- [Written instruction] Write out all the data again, exactly as it stands.

- [Data to process]
☆ ☆ ☆ ☆

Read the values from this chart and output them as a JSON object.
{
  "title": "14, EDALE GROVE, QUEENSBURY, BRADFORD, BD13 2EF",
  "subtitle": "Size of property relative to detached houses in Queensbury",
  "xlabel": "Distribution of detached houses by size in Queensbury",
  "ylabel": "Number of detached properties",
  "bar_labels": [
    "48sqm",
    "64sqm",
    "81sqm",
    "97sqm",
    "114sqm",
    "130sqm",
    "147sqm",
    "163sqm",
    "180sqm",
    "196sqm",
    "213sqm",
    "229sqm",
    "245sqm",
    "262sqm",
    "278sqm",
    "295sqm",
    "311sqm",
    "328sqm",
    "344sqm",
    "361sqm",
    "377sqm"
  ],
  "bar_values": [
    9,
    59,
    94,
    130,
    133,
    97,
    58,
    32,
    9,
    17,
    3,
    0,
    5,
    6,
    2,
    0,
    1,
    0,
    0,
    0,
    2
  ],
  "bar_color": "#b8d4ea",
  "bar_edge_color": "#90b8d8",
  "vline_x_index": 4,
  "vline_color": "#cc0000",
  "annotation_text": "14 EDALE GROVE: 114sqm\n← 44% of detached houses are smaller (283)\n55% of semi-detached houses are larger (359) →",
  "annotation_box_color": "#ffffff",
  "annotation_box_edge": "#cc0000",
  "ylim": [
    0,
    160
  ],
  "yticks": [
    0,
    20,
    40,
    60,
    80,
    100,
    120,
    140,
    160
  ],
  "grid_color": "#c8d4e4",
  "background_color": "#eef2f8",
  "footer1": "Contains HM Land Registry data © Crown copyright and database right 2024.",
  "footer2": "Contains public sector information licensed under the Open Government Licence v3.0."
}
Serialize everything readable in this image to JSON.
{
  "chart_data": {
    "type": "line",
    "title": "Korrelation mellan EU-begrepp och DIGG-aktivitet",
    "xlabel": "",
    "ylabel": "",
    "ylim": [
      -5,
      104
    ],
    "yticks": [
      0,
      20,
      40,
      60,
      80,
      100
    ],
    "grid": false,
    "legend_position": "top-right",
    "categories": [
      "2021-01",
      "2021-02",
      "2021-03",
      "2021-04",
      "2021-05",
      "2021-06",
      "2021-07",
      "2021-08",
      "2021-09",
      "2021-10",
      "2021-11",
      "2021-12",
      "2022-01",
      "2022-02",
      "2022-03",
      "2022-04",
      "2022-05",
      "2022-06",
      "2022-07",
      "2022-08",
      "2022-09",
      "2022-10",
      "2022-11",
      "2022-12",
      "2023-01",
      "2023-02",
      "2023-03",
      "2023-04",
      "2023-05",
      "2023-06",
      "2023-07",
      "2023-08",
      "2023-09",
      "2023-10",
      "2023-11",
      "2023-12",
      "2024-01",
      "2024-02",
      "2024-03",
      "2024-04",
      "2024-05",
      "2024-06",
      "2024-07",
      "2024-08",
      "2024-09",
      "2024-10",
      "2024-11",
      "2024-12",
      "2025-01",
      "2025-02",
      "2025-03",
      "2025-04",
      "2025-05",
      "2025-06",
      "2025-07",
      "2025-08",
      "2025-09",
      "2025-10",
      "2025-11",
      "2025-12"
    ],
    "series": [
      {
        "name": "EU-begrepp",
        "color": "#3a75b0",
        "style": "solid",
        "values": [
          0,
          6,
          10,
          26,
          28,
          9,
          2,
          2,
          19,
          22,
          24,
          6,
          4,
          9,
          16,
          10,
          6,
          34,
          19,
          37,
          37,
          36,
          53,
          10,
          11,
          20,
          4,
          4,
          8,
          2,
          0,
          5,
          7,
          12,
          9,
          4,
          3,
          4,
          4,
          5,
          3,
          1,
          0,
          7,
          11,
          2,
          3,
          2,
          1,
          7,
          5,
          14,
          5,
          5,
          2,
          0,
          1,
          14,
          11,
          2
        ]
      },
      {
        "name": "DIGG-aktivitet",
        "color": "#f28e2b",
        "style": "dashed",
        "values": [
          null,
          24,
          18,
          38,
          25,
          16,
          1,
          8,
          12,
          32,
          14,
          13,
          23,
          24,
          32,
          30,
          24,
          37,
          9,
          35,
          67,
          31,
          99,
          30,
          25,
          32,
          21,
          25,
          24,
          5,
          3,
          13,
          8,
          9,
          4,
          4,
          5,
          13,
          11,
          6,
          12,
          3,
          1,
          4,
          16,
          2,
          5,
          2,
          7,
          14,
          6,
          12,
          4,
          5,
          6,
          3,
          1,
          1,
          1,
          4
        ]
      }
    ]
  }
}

☆ ☆ ☆ ☆

- [Answer for the task]
Read the values from this chart and output them as a JSON object.
{
  "title": "14, EDALE GROVE, QUEENSBURY, BRADFORD, BD13 2EF",
  "subtitle": "Size of property relative to detached houses in Queensbury",
  "xlabel": "Distribution of detached houses by size in Queensbury",
  "ylabel": "Number of detached properties",
  "bar_labels": [
    "48sqm",
    "64sqm",
    "81sqm",
    "97sqm",
    "114sqm",
    "130sqm",
    "147sqm",
    "163sqm",
    "180sqm",
    "196sqm",
    "213sqm",
    "229sqm",
    "245sqm",
    "262sqm",
    "278sqm",
    "295sqm",
    "311sqm",
    "328sqm",
    "344sqm",
    "361sqm",
    "377sqm"
  ],
  "bar_values": [
    9,
    59,
    94,
    130,
    133,
    97,
    58,
    32,
    9,
    17,
    3,
    0,
    5,
    6,
    2,
    0,
    1,
    0,
    0,
    0,
    2
  ],
  "bar_color": "#b8d4ea",
  "bar_edge_color": "#90b8d8",
  "vline_x_index": 4,
  "vline_color": "#cc0000",
  "annotation_text": "14 EDALE GROVE: 114sqm\n← 44% of detached houses are smaller (283)\n55% of semi-detached houses are larger (359) →",
  "annotation_box_color": "#ffffff",
  "annotation_box_edge": "#cc0000",
  "ylim": [
    0,
    160
  ],
  "yticks": [
    0,
    20,
    40,
    60,
    80,
    100,
    120,
    140,
    160
  ],
  "grid_color": "#c8d4e4",
  "background_color": "#eef2f8",
  "footer1": "Contains HM Land Registry data © Crown copyright and database right 2024.",
  "footer2": "Contains public sector information licensed under the Open Government Licence v3.0."
}
Serialize everything readable in this image to JSON.
{
  "chart_data": {
    "type": "line",
    "title": "Korrelation mellan EU-begrepp och DIGG-aktivitet",
    "xlabel": "",
    "ylabel": "",
    "ylim": [
      -5,
      104
    ],
    "yticks": [
      0,
      20,
      40,
      60,
      80,
      100
    ],
    "grid": false,
    "legend_position": "top-right",
    "categories": [
      "2021-01",
      "2021-02",
      "2021-03",
      "2021-04",
      "2021-05",
      "2021-06",
      "2021-07",
      "2021-08",
      "2021-09",
      "2021-10",
      "2021-11",
      "2021-12",
      "2022-01",
      "2022-02",
      "2022-03",
      "2022-04",
      "2022-05",
      "2022-06",
      "2022-07",
      "2022-08",
      "2022-09",
      "2022-10",
      "2022-11",
      "2022-12",
      "2023-01",
      "2023-02",
      "2023-03",
      "2023-04",
      "2023-05",
      "2023-06",
      "2023-07",
      "2023-08",
      "2023-09",
      "2023-10",
      "2023-11",
      "2023-12",
      "2024-01",
      "2024-02",
      "2024-03",
      "2024-04",
      "2024-05",
      "2024-06",
      "2024-07",
      "2024-08",
      "2024-09",
      "2024-10",
      "2024-11",
      "2024-12",
      "2025-01",
      "2025-02",
      "2025-03",
      "2025-04",
      "2025-05",
      "2025-06",
      "2025-07",
      "2025-08",
      "2025-09",
      "2025-10",
      "2025-11",
      "2025-12"
    ],
    "series": [
      {
        "name": "EU-begrepp",
        "color": "#3a75b0",
        "style": "solid",
        "values": [
          0,
          6,
          10,
          26,
          28,
          9,
          2,
          2,
          19,
          22,
          24,
          6,
          4,
          9,
          16,
          10,
          6,
          34,
          19,
          37,
          37,
          36,
          53,
          10,
          11,
          20,
          4,
          4,
          8,
          2,
          0,
          5,
          7,
          12,
          9,
          4,
          3,
          4,
          4,
          5,
          3,
          1,
          0,
          7,
          11,
          2,
          3,
          2,
          1,
          7,
          5,
          14,
          5,
          5,
          2,
          0,
          1,
          14,
          11,
          2
        ]
      },
      {
        "name": "DIGG-aktivitet",
        "color": "#f28e2b",
        "style": "dashed",
        "values": [
          null,
          24,
          18,
          38,
          25,
          16,
          1,
          8,
          12,
          32,
          14,
          13,
          23,
          24,
          32,
          30,
          24,
          37,
          9,
          35,
          67,
          31,
          99,
          30,
          25,
          32,
          21,
          25,
          24,
          5,
          3,
          13,
          8,
          9,
          4,
          4,
          5,
          13,
          11,
          6,
          12,
          3,
          1,
          4,
          16,
          2,
          5,
          2,
          7,
          14,
          6,
          12,
          4,
          5,
          6,
          3,
          1,
          1,
          1,
          4
        ]
      }
    ]
  }
}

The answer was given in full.